### WORK REQUIRED
Extend the "Social and Community Concerns" post about the school's students who go without lunch, picking up right after its last sentence.

### PROVIDED TEXT
..........

Sunday, February 21, 2010

Social and Community Concerns

There is no lunch program here, which doesn’t pose a problem for the vast majority of students, as they simply walk home the few blocks to eat lunch with their families. In situations where the parents decided not to send them to the closest school but here instead, in hopes of a more quality education, not all of these students can make it all the way home for lunch – even more difficult for double utilization and double flux students who have a shorter lunch break. Other students forego lunch due to a situation of familial poverty, absentee parents, and various other socioeconomic difficulties, and too often come to school in the afternoon on an empty stomach.

“People prefer to help the rural areas,” Ndiaye explains, over the repetitive shouts of the Arabic class next door, “thinking that they face more problems than us in the urban centers. But they are wrong; we have problems, too.” Ndiaye has been working with the CODEC, the local pedagogical grouping, to set up a social commission, in order to first identify and then find ways to support children in difficult situations. He has already signaled, or learned from others, certain serious cases involving students that deserve attention, including a latchkey child with troublesome friends, a girl with mental issues who is not receiving the proper care, and the handful of students whose afternoon attention span and energy suffers from not having eaten lunch.

..........

### SOURCE EXCERPT
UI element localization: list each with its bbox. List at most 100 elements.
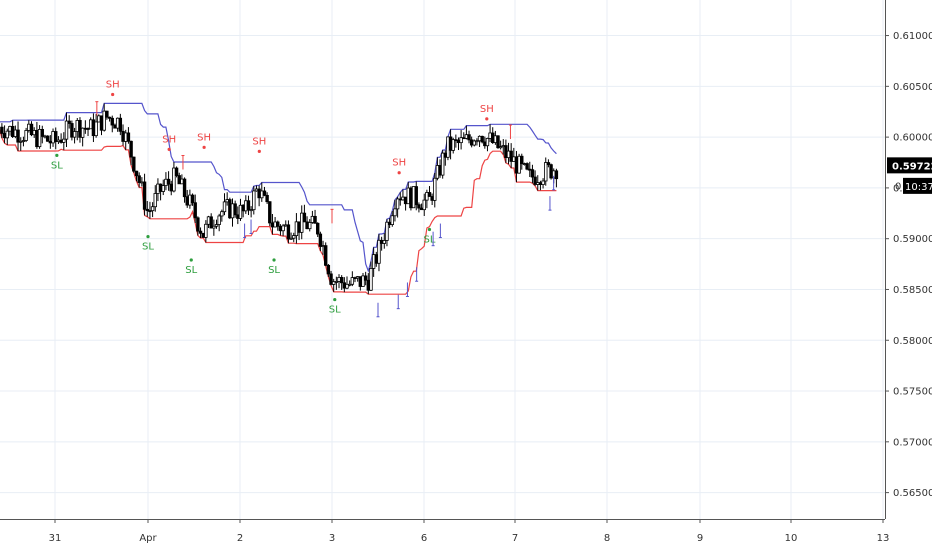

..........

### RESPONSE TO THIS EXERCISE
Being based in an urban center, Cheikh Mbaba Sow sees less cases of children without birth certificates, but it does have its fair share of parents who, with what they gain from their artisanal and commercial activities, cannot pay for the enrolment fees, or cannot purchase the necessary supplies for their children, from pens to books. Given that a part of the enrolment fees goes to cover the regular expenses of the school – water, electricity, a guard – late or non-existent fees put the school’s daily operations in danger. The school’s only recourse is to send the child home, as a “threat” to the parent to pay the fees, but such a measure is only temporary, rarely employed, and very rarely successful in obtaining the missing fees.

In addition, as a larger school with lots of traffic – not only from students, but from visitors on their way back from meetings at the Inspection next door – hygiene is a primary concern for the school. With the recent announcement of H1N1 arriving in Senegal, the director has requested more cleaning supplies. Without running water in the bathrooms, the school has a water basin they fill for washing hands. In addition, it is not easy to provide potable drinking water, uncontaminated by busy little hands, to the children. This means having drinking buckets, with bleach-treated water, and a cup in each classroom, although the unique cup is still shared throughout the group. So, recently, the staff has been encouraging parents even more to send their children to school with individual water thermoses.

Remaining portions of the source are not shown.